§ **WRITTEN TASK**
Give every line of the material again, exactly as written.

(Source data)
▼

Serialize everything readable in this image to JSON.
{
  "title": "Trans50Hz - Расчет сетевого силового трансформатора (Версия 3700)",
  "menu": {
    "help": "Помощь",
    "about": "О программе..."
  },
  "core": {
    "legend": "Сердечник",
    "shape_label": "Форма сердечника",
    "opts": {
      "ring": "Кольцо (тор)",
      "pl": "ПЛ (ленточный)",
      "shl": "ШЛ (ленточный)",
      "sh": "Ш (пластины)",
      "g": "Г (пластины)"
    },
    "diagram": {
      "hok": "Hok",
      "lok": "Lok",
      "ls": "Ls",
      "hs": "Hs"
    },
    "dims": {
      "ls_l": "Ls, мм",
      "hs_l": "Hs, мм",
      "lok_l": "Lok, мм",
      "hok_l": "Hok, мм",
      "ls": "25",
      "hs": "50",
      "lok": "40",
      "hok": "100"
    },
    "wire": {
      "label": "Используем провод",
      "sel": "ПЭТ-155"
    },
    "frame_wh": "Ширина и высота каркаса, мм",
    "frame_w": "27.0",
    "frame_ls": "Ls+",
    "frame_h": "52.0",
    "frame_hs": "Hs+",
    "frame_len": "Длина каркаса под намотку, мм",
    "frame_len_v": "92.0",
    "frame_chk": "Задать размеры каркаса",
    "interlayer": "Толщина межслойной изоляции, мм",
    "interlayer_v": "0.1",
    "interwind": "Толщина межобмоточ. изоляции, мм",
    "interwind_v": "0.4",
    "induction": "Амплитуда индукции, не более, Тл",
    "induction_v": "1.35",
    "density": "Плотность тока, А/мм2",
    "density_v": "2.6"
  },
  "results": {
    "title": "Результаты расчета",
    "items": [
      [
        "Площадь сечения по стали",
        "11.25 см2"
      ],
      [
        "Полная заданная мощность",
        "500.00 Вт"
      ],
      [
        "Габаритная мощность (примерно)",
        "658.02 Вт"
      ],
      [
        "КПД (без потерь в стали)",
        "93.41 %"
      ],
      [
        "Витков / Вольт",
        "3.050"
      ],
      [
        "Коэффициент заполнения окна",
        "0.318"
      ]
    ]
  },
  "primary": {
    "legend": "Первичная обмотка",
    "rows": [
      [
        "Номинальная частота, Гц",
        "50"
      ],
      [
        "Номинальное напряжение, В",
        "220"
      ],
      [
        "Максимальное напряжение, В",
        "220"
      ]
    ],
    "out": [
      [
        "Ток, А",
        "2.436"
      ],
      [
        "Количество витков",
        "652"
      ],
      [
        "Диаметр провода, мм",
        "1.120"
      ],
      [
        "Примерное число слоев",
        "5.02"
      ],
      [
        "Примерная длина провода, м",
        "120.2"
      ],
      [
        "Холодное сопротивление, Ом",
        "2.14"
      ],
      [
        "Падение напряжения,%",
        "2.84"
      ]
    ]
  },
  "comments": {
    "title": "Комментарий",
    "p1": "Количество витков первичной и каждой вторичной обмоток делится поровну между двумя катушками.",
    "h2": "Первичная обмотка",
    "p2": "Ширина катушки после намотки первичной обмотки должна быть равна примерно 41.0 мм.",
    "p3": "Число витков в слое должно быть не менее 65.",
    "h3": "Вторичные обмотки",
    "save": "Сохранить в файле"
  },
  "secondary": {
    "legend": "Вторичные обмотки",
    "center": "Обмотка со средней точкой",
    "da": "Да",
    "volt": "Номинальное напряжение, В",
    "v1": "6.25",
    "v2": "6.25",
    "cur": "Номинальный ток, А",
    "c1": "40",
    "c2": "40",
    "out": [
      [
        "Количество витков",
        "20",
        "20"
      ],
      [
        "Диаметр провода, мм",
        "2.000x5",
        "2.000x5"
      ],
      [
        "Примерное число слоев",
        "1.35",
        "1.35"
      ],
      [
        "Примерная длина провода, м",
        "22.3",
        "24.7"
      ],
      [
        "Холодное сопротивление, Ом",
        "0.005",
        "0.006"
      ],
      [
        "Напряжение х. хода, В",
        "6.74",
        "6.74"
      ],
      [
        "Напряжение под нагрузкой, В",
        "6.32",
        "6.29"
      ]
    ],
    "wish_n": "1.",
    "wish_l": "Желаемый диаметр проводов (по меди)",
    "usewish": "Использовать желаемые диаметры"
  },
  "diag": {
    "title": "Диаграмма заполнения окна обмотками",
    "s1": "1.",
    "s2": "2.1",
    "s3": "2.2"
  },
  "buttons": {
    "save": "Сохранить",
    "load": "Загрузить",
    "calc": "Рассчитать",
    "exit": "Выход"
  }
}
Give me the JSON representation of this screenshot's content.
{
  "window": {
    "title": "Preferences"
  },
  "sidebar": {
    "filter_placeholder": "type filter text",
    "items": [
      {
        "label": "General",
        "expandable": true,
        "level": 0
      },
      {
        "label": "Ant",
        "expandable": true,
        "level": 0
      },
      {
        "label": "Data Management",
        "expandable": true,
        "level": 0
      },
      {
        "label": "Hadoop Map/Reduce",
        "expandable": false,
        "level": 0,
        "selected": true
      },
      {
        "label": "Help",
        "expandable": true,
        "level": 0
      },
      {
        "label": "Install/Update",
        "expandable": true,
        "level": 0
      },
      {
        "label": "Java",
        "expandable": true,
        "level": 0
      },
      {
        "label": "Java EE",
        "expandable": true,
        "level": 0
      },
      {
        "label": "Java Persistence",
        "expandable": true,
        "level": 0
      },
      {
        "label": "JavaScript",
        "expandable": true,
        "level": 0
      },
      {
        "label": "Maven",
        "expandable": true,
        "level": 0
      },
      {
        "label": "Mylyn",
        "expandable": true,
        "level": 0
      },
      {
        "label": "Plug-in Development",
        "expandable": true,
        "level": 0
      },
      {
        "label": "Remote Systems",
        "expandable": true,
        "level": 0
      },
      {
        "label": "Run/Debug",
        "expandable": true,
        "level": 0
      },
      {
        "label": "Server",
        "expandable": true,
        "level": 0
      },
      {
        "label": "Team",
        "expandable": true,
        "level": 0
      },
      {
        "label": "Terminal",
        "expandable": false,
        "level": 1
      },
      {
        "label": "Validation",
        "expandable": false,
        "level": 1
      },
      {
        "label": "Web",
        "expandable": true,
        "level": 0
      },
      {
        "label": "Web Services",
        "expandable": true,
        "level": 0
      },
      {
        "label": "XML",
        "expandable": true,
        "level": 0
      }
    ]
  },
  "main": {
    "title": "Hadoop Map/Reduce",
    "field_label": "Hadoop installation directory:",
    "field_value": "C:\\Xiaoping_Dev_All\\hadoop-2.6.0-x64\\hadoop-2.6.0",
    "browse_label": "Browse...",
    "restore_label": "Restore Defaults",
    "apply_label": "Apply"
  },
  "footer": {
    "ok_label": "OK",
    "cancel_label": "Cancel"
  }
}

▲

§ **ANSWER TO THE EXERCISE**
Serialize everything readable in this image to JSON.
{
  "title": "Trans50Hz - Расчет сетевого силового трансформатора (Версия 3700)",
  "menu": {
    "help": "Помощь",
    "about": "О программе..."
  },
  "core": {
    "legend": "Сердечник",
    "shape_label": "Форма сердечника",
    "opts": {
      "ring": "Кольцо (тор)",
      "pl": "ПЛ (ленточный)",
      "shl": "ШЛ (ленточный)",
      "sh": "Ш (пластины)",
      "g": "Г (пластины)"
    },
    "diagram": {
      "hok": "Hok",
      "lok": "Lok",
      "ls": "Ls",
      "hs": "Hs"
    },
    "dims": {
      "ls_l": "Ls, мм",
      "hs_l": "Hs, мм",
      "lok_l": "Lok, мм",
      "hok_l": "Hok, мм",
      "ls": "25",
      "hs": "50",
      "lok": "40",
      "hok": "100"
    },
    "wire": {
      "label": "Используем провод",
      "sel": "ПЭТ-155"
    },
    "frame_wh": "Ширина и высота каркаса, мм",
    "frame_w": "27.0",
    "frame_ls": "Ls+",
    "frame_h": "52.0",
    "frame_hs": "Hs+",
    "frame_len": "Длина каркаса под намотку, мм",
    "frame_len_v": "92.0",
    "frame_chk": "Задать размеры каркаса",
    "interlayer": "Толщина межслойной изоляции, мм",
    "interlayer_v": "0.1",
    "interwind": "Толщина межобмоточ. изоляции, мм",
    "interwind_v": "0.4",
    "induction": "Амплитуда индукции, не более, Тл",
    "induction_v": "1.35",
    "density": "Плотность тока, А/мм2",
    "density_v": "2.6"
  },
  "results": {
    "title": "Результаты расчета",
    "items": [
      [
        "Площадь сечения по стали",
        "11.25 см2"
      ],
      [
        "Полная заданная мощность",
        "500.00 Вт"
      ],
      [
        "Габаритная мощность (примерно)",
        "658.02 Вт"
      ],
      [
        "КПД (без потерь в стали)",
        "93.41 %"
      ],
      [
        "Витков / Вольт",
        "3.050"
      ],
      [
        "Коэффициент заполнения окна",
        "0.318"
      ]
    ]
  },
  "primary": {
    "legend": "Первичная обмотка",
    "rows": [
      [
        "Номинальная частота, Гц",
        "50"
      ],
      [
        "Номинальное напряжение, В",
        "220"
      ],
      [
        "Максимальное напряжение, В",
        "220"
      ]
    ],
    "out": [
      [
        "Ток, А",
        "2.436"
      ],
      [
        "Количество витков",
        "652"
      ],
      [
        "Диаметр провода, мм",
        "1.120"
      ],
      [
        "Примерное число слоев",
        "5.02"
      ],
      [
        "Примерная длина провода, м",
        "120.2"
      ],
      [
        "Холодное сопротивление, Ом",
        "2.14"
      ],
      [
        "Падение напряжения,%",
        "2.84"
      ]
    ]
  },
  "comments": {
    "title": "Комментарий",
    "p1": "Количество витков первичной и каждой вторичной обмоток делится поровну между двумя катушками.",
    "h2": "Первичная обмотка",
    "p2": "Ширина катушки после намотки первичной обмотки должна быть равна примерно 41.0 мм.",
    "p3": "Число витков в слое должно быть не менее 65.",
    "h3": "Вторичные обмотки",
    "save": "Сохранить в файле"
  },
  "secondary": {
    "legend": "Вторичные обмотки",
    "center": "Обмотка со средней точкой",
    "da": "Да",
    "volt": "Номинальное напряжение, В",
    "v1": "6.25",
    "v2": "6.25",
    "cur": "Номинальный ток, А",
    "c1": "40",
    "c2": "40",
    "out": [
      [
        "Количество витков",
        "20",
        "20"
      ],
      [
        "Диаметр провода, мм",
        "2.000x5",
        "2.000x5"
      ],
      [
        "Примерное число слоев",
        "1.35",
        "1.35"
      ],
      [
        "Примерная длина провода, м",
        "22.3",
        "24.7"
      ],
      [
        "Холодное сопротивление, Ом",
        "0.005",
        "0.006"
      ],
      [
        "Напряжение х. хода, В",
        "6.74",
        "6.74"
      ],
      [
        "Напряжение под нагрузкой, В",
        "6.32",
        "6.29"
      ]
    ],
    "wish_n": "1.",
    "wish_l": "Желаемый диаметр проводов (по меди)",
    "usewish": "Использовать желаемые диаметры"
  },
  "diag": {
    "title": "Диаграмма заполнения окна обмотками",
    "s1": "1.",
    "s2": "2.1",
    "s3": "2.2"
  },
  "buttons": {
    "save": "Сохранить",
    "load": "Загрузить",
    "calc": "Рассчитать",
    "exit": "Выход"
  }
}
Give me the JSON representation of this screenshot's content.
{
  "window": {
    "title": "Preferences"
  },
  "sidebar": {
    "filter_placeholder": "type filter text",
    "items": [
      {
        "label": "General",
        "expandable": true,
        "level": 0
      },
      {
        "label": "Ant",
        "expandable": true,
        "level": 0
      },
      {
        "label": "Data Management",
        "expandable": true,
        "level": 0
      },
      {
        "label": "Hadoop Map/Reduce",
        "expandable": false,
        "level": 0,
        "selected": true
      },
      {
        "label": "Help",
        "expandable": true,
        "level": 0
      },
      {
        "label": "Install/Update",
        "expandable": true,
        "level": 0
      },
      {
        "label": "Java",
        "expandable": true,
        "level": 0
      },
      {
        "label": "Java EE",
        "expandable": true,
        "level": 0
      },
      {
        "label": "Java Persistence",
        "expandable": true,
        "level": 0
      },
      {
        "label": "JavaScript",
        "expandable": true,
        "level": 0
      },
      {
        "label": "Maven",
        "expandable": true,
        "level": 0
      },
      {
        "label": "Mylyn",
        "expandable": true,
        "level": 0
      },
      {
        "label": "Plug-in Development",
        "expandable": true,
        "level": 0
      },
      {
        "label": "Remote Systems",
        "expandable": true,
        "level": 0
      },
      {
        "label": "Run/Debug",
        "expandable": true,
        "level": 0
      },
      {
        "label": "Server",
        "expandable": true,
        "level": 0
      },
      {
        "label": "Team",
        "expandable": true,
        "level": 0
      },
      {
        "label": "Terminal",
        "expandable": false,
        "level": 1
      },
      {
        "label": "Validation",
        "expandable": false,
        "level": 1
      },
      {
        "label": "Web",
        "expandable": true,
        "level": 0
      },
      {
        "label": "Web Services",
        "expandable": true,
        "level": 0
      },
      {
        "label": "XML",
        "expandable": true,
        "level": 0
      }
    ]
  },
  "main": {
    "title": "Hadoop Map/Reduce",
    "field_label": "Hadoop installation directory:",
    "field_value": "C:\\Xiaoping_Dev_All\\hadoop-2.6.0-x64\\hadoop-2.6.0",
    "browse_label": "Browse...",
    "restore_label": "Restore Defaults",
    "apply_label": "Apply"
  },
  "footer": {
    "ok_label": "OK",
    "cancel_label": "Cancel"
  }
}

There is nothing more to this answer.